◆ Work to complete
Look through the entries and report how many lines include the word "humans". Give the number alone.

◆ Material
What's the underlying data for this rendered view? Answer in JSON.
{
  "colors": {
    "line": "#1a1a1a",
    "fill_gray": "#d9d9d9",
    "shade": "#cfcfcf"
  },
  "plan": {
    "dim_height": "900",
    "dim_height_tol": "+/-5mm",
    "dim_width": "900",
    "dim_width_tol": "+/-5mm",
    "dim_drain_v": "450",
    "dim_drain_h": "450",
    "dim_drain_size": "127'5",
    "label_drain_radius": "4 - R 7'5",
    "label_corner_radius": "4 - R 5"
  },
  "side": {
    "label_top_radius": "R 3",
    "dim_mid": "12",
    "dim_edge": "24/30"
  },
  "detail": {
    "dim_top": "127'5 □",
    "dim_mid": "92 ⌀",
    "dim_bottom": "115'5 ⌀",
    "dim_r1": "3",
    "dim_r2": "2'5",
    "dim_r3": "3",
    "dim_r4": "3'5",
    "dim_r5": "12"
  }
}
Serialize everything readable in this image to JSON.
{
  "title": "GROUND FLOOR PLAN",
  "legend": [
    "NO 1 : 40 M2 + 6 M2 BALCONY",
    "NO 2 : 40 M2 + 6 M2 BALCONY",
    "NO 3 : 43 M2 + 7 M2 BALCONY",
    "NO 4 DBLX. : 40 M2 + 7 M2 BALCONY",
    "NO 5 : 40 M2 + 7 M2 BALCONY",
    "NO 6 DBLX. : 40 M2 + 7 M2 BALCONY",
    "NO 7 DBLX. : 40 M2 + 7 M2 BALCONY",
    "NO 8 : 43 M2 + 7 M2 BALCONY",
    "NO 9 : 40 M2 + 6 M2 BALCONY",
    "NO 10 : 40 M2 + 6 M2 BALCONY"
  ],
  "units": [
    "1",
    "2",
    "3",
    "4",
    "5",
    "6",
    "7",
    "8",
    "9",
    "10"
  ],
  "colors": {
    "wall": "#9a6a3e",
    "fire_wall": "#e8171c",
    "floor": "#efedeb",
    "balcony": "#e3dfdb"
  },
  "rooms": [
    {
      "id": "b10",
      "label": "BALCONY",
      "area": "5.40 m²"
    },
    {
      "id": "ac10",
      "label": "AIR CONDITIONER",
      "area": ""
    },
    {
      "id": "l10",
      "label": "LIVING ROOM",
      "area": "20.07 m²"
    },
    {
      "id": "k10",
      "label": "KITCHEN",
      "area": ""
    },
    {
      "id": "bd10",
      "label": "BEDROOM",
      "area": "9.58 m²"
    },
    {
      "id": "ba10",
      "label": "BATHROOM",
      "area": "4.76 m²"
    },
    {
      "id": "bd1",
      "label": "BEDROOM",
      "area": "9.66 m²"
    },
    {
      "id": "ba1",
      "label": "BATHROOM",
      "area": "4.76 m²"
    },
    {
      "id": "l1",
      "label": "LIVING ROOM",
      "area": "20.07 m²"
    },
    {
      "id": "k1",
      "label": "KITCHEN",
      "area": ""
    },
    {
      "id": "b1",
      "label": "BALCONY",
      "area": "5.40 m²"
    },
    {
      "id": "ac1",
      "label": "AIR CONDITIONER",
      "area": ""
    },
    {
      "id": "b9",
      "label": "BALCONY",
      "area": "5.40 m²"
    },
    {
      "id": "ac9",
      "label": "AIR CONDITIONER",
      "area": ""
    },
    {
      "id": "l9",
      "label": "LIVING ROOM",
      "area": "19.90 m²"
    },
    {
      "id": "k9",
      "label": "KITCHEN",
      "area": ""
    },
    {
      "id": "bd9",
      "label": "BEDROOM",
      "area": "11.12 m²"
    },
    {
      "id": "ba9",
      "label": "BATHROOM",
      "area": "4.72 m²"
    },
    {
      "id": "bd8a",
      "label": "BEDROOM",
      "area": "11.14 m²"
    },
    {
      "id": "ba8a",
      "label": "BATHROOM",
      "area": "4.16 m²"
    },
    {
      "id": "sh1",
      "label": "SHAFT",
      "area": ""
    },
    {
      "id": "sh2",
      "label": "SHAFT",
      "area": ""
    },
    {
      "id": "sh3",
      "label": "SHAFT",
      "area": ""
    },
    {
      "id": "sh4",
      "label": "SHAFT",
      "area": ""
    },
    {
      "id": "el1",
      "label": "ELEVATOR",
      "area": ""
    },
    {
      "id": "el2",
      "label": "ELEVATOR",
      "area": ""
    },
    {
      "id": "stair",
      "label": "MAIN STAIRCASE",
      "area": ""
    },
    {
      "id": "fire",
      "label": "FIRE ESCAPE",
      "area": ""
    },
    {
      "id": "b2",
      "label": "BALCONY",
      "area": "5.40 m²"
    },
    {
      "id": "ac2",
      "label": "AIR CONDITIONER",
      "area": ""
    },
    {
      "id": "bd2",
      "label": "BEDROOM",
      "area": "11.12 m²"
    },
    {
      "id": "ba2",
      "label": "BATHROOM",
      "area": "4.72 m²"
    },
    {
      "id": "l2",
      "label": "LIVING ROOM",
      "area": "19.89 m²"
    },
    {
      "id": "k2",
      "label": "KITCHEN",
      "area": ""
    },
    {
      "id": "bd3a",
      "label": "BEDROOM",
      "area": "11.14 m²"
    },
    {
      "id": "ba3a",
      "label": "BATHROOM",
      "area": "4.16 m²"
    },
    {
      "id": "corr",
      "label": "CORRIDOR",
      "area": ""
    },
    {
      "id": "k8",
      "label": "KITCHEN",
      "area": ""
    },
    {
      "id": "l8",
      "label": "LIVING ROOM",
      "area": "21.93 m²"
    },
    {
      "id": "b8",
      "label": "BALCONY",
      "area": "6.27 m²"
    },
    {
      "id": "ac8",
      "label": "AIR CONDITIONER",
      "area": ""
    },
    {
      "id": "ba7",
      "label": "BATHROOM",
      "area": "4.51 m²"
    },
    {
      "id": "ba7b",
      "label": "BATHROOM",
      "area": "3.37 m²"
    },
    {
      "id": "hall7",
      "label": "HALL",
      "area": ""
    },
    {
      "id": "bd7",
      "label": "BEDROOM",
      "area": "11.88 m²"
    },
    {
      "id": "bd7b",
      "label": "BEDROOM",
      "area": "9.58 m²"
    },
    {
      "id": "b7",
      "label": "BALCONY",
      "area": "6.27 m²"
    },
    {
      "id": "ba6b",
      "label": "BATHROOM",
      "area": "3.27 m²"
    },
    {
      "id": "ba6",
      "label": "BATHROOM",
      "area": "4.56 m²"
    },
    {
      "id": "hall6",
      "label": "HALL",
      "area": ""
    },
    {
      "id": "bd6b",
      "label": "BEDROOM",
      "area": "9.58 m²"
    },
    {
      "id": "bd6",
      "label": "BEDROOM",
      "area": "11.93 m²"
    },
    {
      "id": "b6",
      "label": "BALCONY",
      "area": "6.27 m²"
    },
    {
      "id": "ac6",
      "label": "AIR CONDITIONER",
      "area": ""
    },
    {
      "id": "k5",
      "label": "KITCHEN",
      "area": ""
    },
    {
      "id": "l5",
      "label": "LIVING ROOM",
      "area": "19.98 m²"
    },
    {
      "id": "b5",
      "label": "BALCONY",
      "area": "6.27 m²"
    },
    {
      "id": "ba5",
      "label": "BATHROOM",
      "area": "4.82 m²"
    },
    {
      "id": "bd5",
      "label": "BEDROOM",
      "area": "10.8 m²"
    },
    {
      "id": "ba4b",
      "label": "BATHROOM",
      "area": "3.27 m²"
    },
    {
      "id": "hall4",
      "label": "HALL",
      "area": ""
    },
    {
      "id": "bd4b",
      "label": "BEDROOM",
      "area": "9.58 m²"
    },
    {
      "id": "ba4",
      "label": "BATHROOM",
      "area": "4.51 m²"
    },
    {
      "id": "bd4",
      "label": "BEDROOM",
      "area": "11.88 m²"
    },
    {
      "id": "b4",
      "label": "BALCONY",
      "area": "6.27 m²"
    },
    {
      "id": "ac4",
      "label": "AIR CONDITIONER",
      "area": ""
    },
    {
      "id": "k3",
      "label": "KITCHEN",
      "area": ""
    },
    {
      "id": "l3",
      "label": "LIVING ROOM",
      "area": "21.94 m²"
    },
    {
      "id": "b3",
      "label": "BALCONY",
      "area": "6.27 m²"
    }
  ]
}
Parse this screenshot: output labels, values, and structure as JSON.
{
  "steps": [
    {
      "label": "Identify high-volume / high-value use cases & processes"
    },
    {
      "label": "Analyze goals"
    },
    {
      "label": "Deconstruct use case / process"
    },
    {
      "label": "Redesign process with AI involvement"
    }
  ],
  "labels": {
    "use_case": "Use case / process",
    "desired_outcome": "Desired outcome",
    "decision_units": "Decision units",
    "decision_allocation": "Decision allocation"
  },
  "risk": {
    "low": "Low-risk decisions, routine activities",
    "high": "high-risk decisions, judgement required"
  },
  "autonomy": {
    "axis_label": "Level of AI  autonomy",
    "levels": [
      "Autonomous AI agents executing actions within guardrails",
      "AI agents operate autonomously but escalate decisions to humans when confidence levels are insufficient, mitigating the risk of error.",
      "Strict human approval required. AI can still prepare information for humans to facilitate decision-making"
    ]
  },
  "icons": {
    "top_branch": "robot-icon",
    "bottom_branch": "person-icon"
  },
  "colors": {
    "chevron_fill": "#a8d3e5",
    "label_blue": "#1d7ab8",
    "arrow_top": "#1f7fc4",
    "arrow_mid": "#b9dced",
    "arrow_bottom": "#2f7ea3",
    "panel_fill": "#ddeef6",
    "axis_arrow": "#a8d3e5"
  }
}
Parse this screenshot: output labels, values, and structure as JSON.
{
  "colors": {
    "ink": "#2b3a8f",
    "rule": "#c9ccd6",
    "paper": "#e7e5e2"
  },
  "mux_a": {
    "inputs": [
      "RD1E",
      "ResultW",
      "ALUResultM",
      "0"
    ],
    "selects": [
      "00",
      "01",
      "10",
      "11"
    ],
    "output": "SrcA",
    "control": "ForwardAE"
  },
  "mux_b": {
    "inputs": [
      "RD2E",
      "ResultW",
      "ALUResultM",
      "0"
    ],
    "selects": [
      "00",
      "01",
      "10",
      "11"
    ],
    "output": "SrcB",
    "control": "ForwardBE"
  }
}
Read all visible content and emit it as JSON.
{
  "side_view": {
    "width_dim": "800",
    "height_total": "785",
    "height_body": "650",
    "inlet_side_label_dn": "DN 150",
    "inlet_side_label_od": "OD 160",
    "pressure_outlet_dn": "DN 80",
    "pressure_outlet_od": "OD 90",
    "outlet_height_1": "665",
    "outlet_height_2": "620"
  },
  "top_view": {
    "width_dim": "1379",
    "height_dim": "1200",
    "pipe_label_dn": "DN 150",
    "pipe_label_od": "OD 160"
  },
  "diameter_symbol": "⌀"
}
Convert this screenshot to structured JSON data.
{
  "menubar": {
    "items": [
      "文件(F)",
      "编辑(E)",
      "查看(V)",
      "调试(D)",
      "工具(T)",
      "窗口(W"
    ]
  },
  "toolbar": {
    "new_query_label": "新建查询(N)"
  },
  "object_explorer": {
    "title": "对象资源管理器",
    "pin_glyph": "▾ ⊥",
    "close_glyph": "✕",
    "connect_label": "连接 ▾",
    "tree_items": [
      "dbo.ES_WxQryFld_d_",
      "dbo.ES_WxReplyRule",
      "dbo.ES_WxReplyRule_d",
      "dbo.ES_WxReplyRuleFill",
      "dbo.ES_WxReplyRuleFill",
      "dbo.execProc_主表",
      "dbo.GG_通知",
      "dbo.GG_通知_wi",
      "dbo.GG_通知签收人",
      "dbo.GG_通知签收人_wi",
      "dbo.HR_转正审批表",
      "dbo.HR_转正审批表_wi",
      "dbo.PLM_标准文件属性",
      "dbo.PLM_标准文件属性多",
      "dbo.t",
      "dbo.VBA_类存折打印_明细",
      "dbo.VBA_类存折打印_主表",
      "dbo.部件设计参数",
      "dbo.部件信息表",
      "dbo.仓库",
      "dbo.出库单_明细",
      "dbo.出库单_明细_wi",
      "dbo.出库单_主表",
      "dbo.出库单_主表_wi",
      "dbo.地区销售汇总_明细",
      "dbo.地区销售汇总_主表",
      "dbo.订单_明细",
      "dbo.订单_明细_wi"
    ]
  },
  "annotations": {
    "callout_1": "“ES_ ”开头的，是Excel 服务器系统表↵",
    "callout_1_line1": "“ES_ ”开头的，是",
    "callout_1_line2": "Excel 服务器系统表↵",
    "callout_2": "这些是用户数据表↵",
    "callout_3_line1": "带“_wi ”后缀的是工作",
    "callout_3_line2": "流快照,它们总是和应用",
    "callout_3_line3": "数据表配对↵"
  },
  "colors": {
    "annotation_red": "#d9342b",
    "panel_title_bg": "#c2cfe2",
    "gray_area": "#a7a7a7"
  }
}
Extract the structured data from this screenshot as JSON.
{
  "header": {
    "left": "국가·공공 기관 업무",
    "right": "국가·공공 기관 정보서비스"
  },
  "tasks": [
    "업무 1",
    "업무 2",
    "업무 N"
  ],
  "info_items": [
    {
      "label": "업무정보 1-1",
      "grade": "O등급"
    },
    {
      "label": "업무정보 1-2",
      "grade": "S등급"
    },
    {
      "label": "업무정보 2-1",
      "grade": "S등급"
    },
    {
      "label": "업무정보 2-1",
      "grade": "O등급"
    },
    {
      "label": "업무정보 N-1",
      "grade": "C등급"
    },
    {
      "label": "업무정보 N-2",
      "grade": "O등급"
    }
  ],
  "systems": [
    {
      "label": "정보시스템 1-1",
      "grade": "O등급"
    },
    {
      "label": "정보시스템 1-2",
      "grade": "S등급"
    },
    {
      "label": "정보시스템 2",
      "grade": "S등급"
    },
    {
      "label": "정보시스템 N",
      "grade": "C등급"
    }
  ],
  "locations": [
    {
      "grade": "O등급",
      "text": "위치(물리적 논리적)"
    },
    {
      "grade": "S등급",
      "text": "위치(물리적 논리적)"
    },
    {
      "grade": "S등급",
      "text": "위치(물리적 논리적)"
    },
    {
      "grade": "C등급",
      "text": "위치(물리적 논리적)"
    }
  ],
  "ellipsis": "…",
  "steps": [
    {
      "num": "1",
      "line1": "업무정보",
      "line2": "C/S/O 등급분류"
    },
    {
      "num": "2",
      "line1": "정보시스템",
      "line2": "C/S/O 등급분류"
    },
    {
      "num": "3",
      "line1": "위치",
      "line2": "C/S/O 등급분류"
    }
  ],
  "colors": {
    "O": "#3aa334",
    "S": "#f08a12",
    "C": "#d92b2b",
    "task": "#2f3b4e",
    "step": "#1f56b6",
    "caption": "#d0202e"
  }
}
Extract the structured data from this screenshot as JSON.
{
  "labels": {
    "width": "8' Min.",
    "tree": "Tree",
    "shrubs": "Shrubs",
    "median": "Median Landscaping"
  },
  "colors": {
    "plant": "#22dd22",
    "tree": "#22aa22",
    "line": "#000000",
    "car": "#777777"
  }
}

◆ In response
2